DATA TO USE
--------------------------------

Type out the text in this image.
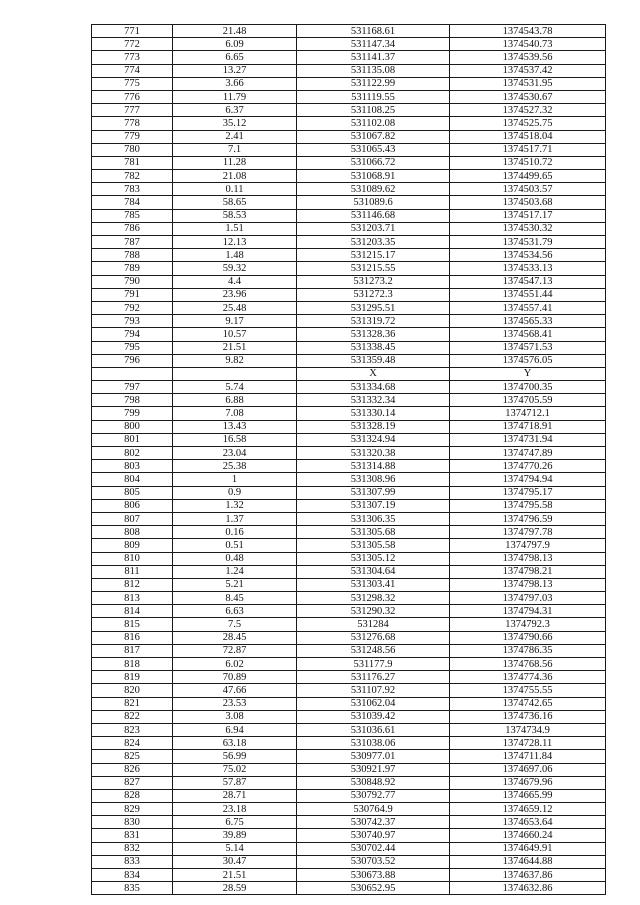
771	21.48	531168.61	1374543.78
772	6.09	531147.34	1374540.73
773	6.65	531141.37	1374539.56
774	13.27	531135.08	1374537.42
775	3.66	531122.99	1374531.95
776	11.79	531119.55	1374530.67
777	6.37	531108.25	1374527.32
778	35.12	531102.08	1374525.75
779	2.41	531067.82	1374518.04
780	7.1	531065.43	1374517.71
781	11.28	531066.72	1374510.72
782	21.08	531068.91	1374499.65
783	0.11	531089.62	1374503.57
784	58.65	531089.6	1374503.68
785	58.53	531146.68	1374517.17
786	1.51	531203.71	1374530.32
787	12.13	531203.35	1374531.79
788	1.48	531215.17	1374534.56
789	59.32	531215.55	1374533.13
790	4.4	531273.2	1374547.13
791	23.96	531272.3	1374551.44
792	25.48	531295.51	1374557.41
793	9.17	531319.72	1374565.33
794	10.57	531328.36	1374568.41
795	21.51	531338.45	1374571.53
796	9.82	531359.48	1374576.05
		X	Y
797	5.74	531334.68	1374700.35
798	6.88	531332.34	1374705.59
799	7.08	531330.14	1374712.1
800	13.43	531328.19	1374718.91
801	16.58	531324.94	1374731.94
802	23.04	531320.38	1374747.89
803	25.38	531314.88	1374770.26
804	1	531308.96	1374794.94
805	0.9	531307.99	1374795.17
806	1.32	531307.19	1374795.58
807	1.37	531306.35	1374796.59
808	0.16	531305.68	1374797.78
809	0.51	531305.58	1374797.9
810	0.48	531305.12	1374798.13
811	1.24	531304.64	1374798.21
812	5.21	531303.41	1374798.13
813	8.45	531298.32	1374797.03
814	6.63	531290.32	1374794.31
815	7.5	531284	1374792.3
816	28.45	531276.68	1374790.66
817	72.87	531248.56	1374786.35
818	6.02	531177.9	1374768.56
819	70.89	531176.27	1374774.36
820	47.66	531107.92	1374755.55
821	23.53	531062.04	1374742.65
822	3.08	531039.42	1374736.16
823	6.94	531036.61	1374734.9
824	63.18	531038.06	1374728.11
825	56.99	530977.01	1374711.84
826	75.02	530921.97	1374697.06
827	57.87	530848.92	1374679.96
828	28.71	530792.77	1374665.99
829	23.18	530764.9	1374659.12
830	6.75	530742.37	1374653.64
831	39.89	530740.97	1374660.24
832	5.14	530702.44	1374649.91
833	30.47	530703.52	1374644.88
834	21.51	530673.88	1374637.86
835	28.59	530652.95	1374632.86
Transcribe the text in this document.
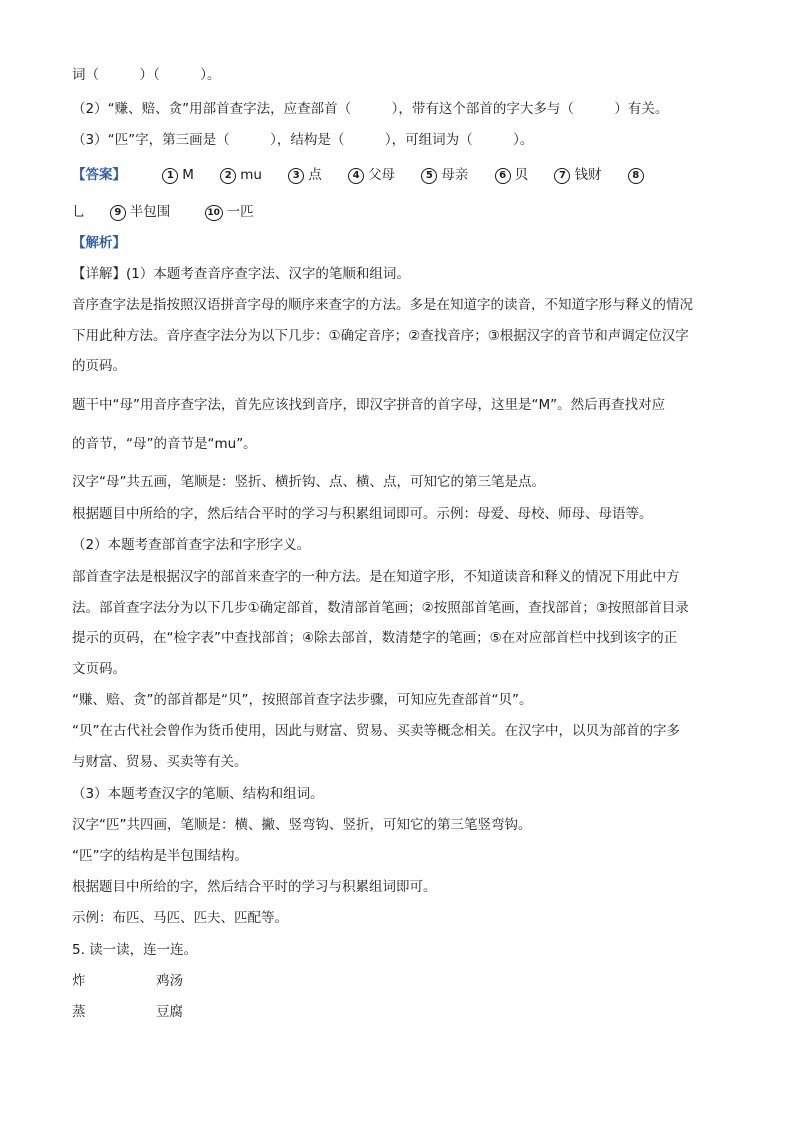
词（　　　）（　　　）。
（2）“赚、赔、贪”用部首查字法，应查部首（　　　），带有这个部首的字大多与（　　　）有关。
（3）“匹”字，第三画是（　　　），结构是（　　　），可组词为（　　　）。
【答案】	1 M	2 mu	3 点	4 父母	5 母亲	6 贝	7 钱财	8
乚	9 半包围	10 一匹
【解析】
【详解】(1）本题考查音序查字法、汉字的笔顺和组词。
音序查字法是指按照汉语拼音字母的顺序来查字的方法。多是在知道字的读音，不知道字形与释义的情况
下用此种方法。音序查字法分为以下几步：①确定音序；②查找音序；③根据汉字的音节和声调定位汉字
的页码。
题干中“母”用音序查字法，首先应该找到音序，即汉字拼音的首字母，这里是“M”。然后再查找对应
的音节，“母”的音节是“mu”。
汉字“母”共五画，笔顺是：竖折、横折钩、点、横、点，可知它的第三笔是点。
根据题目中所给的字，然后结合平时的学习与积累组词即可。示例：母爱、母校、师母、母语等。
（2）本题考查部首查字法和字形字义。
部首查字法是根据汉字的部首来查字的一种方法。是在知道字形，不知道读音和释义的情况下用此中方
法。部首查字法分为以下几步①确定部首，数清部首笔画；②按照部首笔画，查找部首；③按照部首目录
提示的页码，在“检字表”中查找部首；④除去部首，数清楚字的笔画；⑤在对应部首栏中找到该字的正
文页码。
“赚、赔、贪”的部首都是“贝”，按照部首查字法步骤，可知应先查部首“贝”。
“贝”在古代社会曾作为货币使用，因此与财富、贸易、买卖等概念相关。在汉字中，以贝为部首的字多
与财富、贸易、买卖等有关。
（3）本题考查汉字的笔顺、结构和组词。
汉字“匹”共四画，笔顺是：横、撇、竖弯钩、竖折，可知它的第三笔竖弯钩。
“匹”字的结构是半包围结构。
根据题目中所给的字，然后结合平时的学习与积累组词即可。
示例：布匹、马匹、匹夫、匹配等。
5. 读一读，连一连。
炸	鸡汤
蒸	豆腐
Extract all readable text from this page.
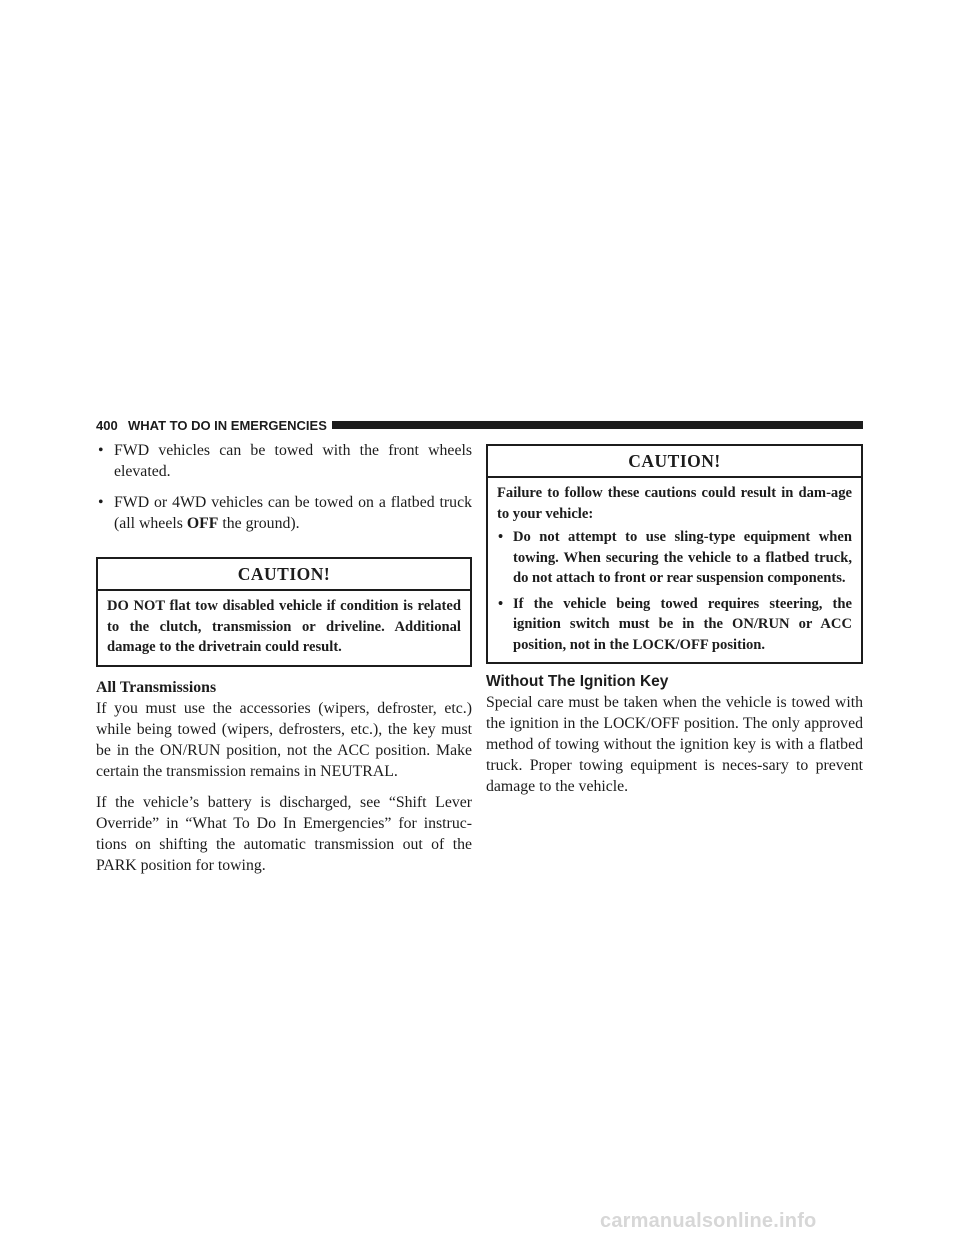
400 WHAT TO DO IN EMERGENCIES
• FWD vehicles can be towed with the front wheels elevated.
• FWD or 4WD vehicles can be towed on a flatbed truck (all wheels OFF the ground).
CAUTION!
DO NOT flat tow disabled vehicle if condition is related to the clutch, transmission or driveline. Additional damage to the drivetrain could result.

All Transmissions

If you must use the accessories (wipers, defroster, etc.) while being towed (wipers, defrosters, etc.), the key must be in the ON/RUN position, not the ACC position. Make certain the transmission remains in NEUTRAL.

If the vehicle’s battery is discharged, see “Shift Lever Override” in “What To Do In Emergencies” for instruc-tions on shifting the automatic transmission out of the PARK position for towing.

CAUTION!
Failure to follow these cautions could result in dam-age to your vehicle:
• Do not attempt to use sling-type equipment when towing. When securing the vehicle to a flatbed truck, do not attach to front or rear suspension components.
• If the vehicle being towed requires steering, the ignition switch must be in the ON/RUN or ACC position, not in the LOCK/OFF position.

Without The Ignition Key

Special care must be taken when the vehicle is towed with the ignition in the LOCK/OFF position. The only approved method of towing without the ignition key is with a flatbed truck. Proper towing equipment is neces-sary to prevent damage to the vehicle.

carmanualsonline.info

--------------------------------

EXERCISE REQUIREMENTS
Copy each line of the records above that carries the word "when".

RESULT BELOW
• Do not attempt to use sling-type equipment when towing. When securing the vehicle to a flatbed truck, do not attach to front or rear suspension components.
Special care must be taken when the vehicle is towed with the ignition in the LOCK/OFF position. The only approved method of towing without the ignition key is with a flatbed truck. Proper towing equipment is neces-sary to prevent damage to the vehicle.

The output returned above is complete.